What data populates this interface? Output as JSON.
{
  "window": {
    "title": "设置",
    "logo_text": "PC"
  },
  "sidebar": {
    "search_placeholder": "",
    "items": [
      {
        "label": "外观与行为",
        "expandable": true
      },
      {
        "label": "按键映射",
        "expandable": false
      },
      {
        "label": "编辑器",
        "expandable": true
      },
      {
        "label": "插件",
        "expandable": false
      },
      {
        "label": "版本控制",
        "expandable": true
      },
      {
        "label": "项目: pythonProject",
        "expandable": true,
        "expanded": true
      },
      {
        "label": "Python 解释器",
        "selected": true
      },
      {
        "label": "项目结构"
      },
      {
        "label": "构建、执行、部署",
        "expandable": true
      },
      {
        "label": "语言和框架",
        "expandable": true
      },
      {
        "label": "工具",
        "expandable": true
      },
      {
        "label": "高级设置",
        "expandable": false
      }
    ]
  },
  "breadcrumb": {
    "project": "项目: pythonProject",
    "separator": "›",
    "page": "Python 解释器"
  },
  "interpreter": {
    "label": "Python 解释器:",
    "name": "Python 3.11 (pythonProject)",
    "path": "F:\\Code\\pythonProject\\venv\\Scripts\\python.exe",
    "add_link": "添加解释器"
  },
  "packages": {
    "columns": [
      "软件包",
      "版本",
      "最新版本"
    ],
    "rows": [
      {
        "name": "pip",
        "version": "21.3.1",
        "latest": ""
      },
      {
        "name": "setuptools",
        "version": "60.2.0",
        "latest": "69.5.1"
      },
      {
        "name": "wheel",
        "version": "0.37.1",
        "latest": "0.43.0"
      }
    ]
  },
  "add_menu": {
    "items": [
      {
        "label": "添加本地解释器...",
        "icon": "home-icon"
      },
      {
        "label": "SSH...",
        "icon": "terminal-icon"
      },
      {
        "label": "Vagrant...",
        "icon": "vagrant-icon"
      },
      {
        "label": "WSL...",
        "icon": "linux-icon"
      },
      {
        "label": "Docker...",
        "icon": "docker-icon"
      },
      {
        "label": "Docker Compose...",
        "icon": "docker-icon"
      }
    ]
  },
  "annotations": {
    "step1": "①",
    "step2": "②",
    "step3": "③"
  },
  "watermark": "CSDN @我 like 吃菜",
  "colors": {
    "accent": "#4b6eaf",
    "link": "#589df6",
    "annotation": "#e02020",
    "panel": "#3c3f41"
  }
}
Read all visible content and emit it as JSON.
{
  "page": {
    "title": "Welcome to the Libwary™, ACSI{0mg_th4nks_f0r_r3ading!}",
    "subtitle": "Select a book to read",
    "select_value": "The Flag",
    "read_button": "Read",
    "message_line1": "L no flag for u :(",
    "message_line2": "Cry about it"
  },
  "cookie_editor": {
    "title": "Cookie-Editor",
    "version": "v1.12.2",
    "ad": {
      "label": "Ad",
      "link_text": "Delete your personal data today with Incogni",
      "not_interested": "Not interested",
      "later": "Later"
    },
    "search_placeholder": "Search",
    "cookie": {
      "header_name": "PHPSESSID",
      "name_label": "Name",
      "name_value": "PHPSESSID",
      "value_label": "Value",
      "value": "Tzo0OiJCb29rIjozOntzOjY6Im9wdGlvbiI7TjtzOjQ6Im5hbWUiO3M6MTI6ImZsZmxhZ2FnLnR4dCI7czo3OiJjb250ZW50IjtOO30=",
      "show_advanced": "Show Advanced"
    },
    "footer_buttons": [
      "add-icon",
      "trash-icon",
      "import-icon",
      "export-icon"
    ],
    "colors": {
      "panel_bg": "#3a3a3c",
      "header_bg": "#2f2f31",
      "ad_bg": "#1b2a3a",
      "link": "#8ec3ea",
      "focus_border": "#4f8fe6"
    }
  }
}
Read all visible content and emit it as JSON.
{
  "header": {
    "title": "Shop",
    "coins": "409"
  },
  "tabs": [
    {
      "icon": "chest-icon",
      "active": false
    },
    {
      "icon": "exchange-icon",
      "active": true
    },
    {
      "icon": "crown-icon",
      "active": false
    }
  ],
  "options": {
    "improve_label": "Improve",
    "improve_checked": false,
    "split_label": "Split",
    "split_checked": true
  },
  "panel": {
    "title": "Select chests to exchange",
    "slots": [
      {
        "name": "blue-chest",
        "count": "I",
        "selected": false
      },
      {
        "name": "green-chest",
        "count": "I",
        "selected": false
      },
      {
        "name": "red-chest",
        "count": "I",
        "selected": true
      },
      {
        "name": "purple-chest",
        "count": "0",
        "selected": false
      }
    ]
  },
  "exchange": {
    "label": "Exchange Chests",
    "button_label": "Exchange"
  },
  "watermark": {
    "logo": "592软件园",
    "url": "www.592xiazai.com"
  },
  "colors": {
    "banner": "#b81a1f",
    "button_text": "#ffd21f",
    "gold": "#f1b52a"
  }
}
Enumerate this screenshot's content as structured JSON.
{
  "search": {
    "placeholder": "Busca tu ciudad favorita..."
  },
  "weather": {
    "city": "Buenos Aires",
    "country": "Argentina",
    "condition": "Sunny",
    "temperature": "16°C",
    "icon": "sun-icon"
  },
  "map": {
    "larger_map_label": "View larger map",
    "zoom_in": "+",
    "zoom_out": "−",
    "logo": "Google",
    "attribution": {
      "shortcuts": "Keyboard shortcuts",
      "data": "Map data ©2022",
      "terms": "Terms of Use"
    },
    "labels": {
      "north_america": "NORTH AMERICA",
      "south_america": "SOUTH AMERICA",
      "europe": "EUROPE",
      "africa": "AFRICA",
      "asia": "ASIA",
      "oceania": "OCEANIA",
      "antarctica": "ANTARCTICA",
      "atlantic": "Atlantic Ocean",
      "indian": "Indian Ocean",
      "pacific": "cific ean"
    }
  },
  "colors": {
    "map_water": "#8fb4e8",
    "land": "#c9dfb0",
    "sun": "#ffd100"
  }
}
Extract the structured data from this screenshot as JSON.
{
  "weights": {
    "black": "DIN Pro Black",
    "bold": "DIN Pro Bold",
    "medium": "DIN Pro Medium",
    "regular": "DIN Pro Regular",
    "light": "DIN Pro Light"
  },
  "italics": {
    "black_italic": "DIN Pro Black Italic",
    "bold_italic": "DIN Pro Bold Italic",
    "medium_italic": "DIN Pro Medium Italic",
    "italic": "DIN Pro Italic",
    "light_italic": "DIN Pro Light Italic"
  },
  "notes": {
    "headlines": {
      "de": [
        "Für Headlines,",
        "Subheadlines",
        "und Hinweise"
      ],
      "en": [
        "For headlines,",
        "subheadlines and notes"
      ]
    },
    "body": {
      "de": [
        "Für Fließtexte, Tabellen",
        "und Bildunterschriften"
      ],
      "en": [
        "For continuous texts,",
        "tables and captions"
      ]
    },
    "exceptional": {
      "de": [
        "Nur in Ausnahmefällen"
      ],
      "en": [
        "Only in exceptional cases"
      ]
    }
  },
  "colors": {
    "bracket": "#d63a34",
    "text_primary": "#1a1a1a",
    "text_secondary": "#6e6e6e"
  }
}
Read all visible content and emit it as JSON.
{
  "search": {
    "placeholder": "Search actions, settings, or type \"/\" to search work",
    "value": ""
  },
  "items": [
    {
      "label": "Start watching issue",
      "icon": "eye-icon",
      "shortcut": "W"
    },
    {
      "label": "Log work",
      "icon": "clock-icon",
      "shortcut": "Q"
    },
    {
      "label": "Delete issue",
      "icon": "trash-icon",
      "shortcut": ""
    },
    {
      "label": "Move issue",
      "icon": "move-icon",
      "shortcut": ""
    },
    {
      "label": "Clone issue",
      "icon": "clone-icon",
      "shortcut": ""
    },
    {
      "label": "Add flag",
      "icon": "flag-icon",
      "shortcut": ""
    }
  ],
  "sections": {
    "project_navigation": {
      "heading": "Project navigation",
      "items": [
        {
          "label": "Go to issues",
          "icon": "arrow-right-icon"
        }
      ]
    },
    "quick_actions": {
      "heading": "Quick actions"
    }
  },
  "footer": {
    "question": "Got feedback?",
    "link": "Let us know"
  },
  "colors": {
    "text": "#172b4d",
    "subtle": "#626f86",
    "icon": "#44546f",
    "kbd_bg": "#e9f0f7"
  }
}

#####

_YOUR INSTRUCTIONS_.
List all lines in the material containing the string "AMERICA".

_FULL OUTPUT_.
      "north_america": "NORTH AMERICA",
      "south_america": "SOUTH AMERICA",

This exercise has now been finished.